Records from a dataset:
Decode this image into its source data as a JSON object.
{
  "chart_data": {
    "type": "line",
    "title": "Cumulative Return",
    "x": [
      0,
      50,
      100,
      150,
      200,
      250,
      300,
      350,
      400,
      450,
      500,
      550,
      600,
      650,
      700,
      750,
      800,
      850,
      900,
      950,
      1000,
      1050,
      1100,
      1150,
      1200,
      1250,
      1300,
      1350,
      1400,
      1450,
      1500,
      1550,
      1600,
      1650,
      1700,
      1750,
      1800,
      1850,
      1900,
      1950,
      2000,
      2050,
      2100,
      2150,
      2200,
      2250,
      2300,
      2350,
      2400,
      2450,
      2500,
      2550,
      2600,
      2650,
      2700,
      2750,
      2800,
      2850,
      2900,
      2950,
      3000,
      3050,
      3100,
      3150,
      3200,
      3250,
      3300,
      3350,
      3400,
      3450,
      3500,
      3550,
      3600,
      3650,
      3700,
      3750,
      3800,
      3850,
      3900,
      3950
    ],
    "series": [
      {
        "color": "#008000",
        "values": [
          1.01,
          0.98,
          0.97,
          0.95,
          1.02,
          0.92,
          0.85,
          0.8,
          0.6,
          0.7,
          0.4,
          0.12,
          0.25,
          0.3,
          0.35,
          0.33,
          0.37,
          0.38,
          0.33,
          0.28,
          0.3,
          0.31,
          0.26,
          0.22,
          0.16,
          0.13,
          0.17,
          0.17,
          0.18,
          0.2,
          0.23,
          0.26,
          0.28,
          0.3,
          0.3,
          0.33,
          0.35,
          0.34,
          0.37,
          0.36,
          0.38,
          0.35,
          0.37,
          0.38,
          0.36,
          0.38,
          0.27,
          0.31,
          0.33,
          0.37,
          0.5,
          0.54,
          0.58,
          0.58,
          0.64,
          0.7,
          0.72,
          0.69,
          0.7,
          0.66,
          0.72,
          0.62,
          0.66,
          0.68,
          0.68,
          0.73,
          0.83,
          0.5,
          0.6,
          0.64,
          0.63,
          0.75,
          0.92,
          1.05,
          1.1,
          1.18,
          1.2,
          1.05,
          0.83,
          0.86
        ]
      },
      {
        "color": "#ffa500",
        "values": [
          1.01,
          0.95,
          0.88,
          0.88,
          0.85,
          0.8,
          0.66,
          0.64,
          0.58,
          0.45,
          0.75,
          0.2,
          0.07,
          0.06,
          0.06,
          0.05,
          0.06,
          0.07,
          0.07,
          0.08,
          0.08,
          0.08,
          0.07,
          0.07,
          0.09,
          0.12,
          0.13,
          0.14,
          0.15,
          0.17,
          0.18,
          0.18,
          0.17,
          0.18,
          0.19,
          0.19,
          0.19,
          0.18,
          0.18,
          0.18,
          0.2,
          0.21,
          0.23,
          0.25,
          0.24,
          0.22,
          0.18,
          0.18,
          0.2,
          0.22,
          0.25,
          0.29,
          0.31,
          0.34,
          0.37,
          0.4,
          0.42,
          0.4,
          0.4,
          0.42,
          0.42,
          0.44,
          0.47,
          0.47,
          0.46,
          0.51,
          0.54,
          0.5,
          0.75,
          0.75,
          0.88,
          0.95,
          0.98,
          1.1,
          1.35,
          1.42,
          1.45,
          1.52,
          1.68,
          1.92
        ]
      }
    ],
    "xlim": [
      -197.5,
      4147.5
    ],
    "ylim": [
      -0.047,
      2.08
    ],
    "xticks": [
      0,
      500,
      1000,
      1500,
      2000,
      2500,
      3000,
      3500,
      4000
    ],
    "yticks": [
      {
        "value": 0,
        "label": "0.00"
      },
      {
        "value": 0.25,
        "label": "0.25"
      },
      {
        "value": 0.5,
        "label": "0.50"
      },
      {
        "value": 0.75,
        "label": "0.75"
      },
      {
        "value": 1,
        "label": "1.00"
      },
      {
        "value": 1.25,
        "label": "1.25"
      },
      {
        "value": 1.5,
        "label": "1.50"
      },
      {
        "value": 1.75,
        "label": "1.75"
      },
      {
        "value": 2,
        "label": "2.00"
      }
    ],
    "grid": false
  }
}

Aim:
Collect the lines of the data that carry the word "label".

Full response:
        "label": "0.00"
        "label": "0.25"
        "label": "0.50"
        "label": "0.75"
        "label": "1.00"
        "label": "1.25"
        "label": "1.50"
        "label": "1.75"
        "label": "2.00"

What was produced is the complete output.